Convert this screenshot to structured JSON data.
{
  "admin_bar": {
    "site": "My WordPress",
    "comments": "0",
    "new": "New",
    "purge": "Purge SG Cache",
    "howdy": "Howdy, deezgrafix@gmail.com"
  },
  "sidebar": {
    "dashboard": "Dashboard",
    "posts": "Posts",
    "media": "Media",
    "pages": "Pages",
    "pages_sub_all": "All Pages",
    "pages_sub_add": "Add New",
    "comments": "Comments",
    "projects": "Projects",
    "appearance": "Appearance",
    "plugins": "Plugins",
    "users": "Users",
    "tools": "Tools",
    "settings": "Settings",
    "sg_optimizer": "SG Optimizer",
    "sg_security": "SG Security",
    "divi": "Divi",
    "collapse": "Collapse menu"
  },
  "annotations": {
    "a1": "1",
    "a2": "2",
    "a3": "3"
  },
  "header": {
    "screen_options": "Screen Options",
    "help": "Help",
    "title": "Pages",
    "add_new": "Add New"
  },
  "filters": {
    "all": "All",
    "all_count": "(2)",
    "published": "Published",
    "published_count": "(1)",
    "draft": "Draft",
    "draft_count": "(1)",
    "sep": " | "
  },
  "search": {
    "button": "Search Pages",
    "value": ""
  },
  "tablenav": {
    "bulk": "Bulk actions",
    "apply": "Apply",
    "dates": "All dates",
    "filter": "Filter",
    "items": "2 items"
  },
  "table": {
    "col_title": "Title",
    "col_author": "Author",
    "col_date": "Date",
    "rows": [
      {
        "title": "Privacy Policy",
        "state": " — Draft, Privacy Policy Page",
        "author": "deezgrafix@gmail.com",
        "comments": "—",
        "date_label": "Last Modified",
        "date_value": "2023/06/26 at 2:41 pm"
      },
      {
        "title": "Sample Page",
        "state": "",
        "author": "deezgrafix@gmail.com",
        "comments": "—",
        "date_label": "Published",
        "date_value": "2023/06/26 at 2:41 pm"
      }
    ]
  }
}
+++
> [Written request]: Copy and report every line where the word "Policy" is present.

> [Result]:
        "title": "Privacy Policy",
        "state": " — Draft, Privacy Policy Page",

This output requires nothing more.